--- BEGIN ---
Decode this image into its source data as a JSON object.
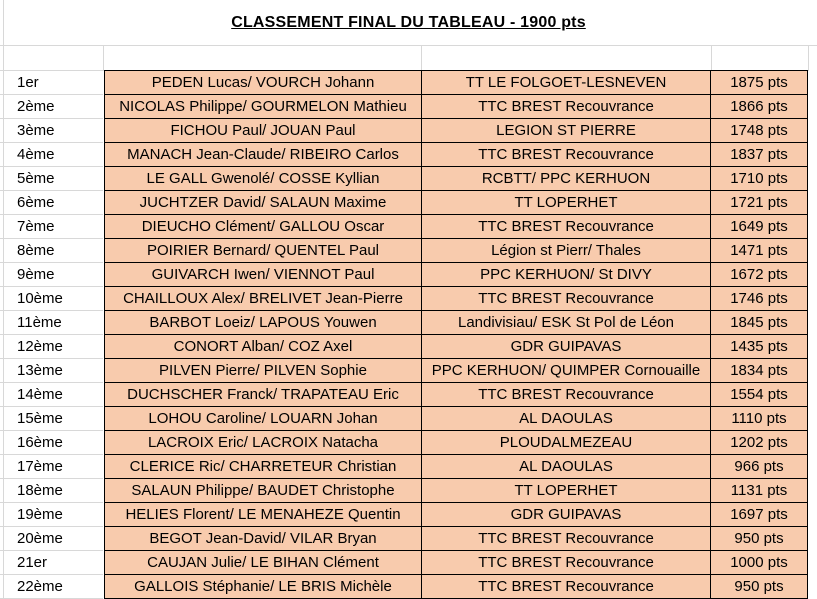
{
  "sheet": {
    "title": "CLASSEMENT FINAL DU TABLEAU - 1900 pts"
  },
  "colors": {
    "cell_fill": "#F8CBAD",
    "cell_border": "#000000",
    "gridline": "#D8D8D8",
    "text": "#000000",
    "background": "#FFFFFF"
  },
  "table": {
    "columns": [
      "rank",
      "players",
      "club",
      "points"
    ],
    "rows": [
      {
        "rank": "1er",
        "players": "PEDEN Lucas/ VOURCH Johann",
        "club": "TT LE FOLGOET-LESNEVEN",
        "points": "1875 pts"
      },
      {
        "rank": "2ème",
        "players": "NICOLAS Philippe/ GOURMELON Mathieu",
        "club": "TTC BREST Recouvrance",
        "points": "1866 pts"
      },
      {
        "rank": "3ème",
        "players": "FICHOU Paul/ JOUAN Paul",
        "club": "LEGION ST PIERRE",
        "points": "1748 pts"
      },
      {
        "rank": "4ème",
        "players": "MANACH Jean-Claude/ RIBEIRO Carlos",
        "club": "TTC BREST Recouvrance",
        "points": "1837 pts"
      },
      {
        "rank": "5ème",
        "players": "LE GALL Gwenolé/ COSSE Kyllian",
        "club": "RCBTT/ PPC KERHUON",
        "points": "1710 pts"
      },
      {
        "rank": "6ème",
        "players": "JUCHTZER David/ SALAUN Maxime",
        "club": "TT LOPERHET",
        "points": "1721 pts"
      },
      {
        "rank": "7ème",
        "players": "DIEUCHO Clément/ GALLOU Oscar",
        "club": "TTC BREST Recouvrance",
        "points": "1649 pts"
      },
      {
        "rank": "8ème",
        "players": "POIRIER Bernard/ QUENTEL Paul",
        "club": "Légion st Pierr/ Thales",
        "points": "1471 pts"
      },
      {
        "rank": "9ème",
        "players": "GUIVARCH Iwen/ VIENNOT Paul",
        "club": "PPC KERHUON/ St DIVY",
        "points": "1672 pts"
      },
      {
        "rank": "10ème",
        "players": "CHAILLOUX Alex/ BRELIVET Jean-Pierre",
        "club": "TTC BREST Recouvrance",
        "points": "1746 pts"
      },
      {
        "rank": "11ème",
        "players": "BARBOT Loeiz/ LAPOUS Youwen",
        "club": "Landivisiau/ ESK St Pol de Léon",
        "points": "1845 pts"
      },
      {
        "rank": "12ème",
        "players": "CONORT Alban/ COZ Axel",
        "club": "GDR GUIPAVAS",
        "points": "1435 pts"
      },
      {
        "rank": "13ème",
        "players": "PILVEN Pierre/ PILVEN Sophie",
        "club": "PPC KERHUON/ QUIMPER Cornouaille",
        "points": "1834 pts"
      },
      {
        "rank": "14ème",
        "players": "DUCHSCHER Franck/ TRAPATEAU Eric",
        "club": "TTC BREST Recouvrance",
        "points": "1554 pts"
      },
      {
        "rank": "15ème",
        "players": "LOHOU Caroline/ LOUARN Johan",
        "club": "AL DAOULAS",
        "points": "1110 pts"
      },
      {
        "rank": "16ème",
        "players": "LACROIX Eric/ LACROIX Natacha",
        "club": "PLOUDALMEZEAU",
        "points": "1202 pts"
      },
      {
        "rank": "17ème",
        "players": "CLERICE Ric/ CHARRETEUR Christian",
        "club": "AL DAOULAS",
        "points": "966 pts"
      },
      {
        "rank": "18ème",
        "players": "SALAUN Philippe/ BAUDET Christophe",
        "club": "TT LOPERHET",
        "points": "1131 pts"
      },
      {
        "rank": "19ème",
        "players": "HELIES Florent/ LE MENAHEZE Quentin",
        "club": "GDR GUIPAVAS",
        "points": "1697 pts"
      },
      {
        "rank": "20ème",
        "players": "BEGOT Jean-David/ VILAR Bryan",
        "club": "TTC BREST Recouvrance",
        "points": "950 pts"
      },
      {
        "rank": "21er",
        "players": "CAUJAN Julie/ LE BIHAN Clément",
        "club": "TTC BREST Recouvrance",
        "points": "1000 pts"
      },
      {
        "rank": "22ème",
        "players": "GALLOIS Stéphanie/ LE BRIS Michèle",
        "club": "TTC BREST Recouvrance",
        "points": "950 pts"
      }
    ]
  }
}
--- END ---
◆ **The exercise**:
Search the records above for the string "David". Copy every line that contains it.

◆ **Exercise solution**:
        "players": "JUCHTZER David/ SALAUN Maxime",
        "players": "BEGOT Jean-David/ VILAR Bryan",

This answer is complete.